(Collected data entries)
▬▬▬▬▬▬
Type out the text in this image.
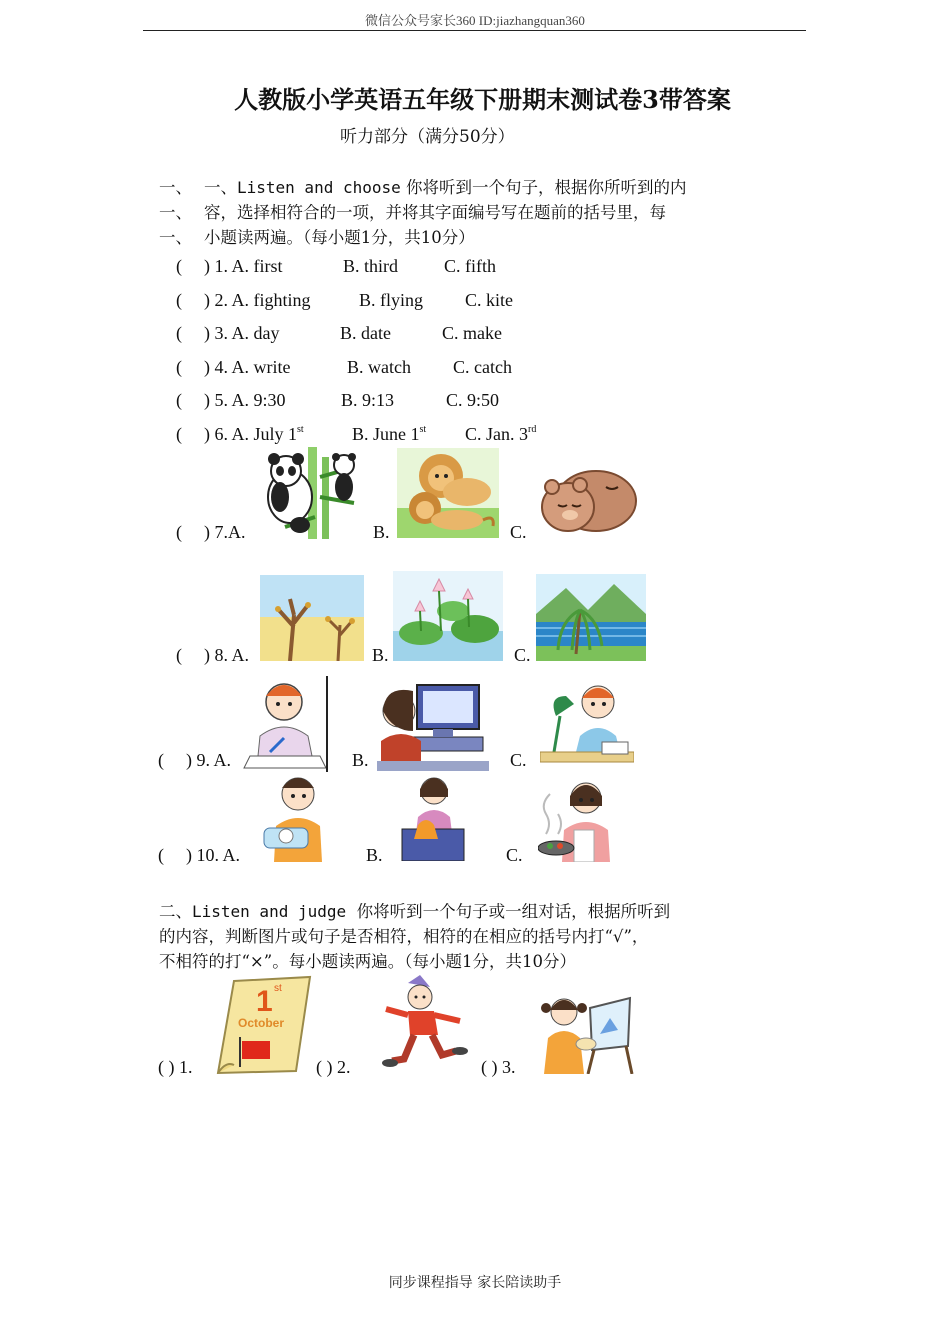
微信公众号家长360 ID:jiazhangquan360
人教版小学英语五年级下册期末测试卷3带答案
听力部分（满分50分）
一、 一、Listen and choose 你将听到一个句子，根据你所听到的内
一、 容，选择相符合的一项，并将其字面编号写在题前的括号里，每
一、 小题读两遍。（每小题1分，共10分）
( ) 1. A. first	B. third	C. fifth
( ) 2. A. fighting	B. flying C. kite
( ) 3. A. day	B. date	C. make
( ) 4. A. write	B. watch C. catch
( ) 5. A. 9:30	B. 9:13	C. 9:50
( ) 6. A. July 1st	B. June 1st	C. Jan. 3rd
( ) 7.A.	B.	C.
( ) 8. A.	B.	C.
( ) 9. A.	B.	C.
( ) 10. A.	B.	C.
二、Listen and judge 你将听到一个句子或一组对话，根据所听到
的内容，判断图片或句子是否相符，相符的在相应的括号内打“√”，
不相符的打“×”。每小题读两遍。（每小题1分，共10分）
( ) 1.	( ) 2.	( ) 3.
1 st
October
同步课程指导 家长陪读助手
▬▬▬▬▬▬
▶ **Requirement**: Leaving the pictures aside, transcribe the entire listing exactly.

▶ **Exercise result**:
Type out the text in this image.
微信公众号家长360 ID:jiazhangquan360
人教版小学英语五年级下册期末测试卷3带答案
听力部分（满分50分）
一、 一、Listen and choose 你将听到一个句子，根据你所听到的内
一、 容，选择相符合的一项，并将其字面编号写在题前的括号里，每
一、 小题读两遍。（每小题1分，共10分）
( ) 1. A. first	B. third	C. fifth
( ) 2. A. fighting	B. flying C. kite
( ) 3. A. day	B. date	C. make
( ) 4. A. write	B. watch C. catch
( ) 5. A. 9:30	B. 9:13	C. 9:50
( ) 6. A. July 1st	B. June 1st	C. Jan. 3rd
( ) 7.A.	B.	C.
( ) 8. A.	B.	C.
( ) 9. A.	B.	C.
( ) 10. A.	B.	C.
二、Listen and judge 你将听到一个句子或一组对话，根据所听到
的内容，判断图片或句子是否相符，相符的在相应的括号内打“√”，
不相符的打“×”。每小题读两遍。（每小题1分，共10分）
( ) 1.	( ) 2.	( ) 3.
1 st
October
同步课程指导 家长陪读助手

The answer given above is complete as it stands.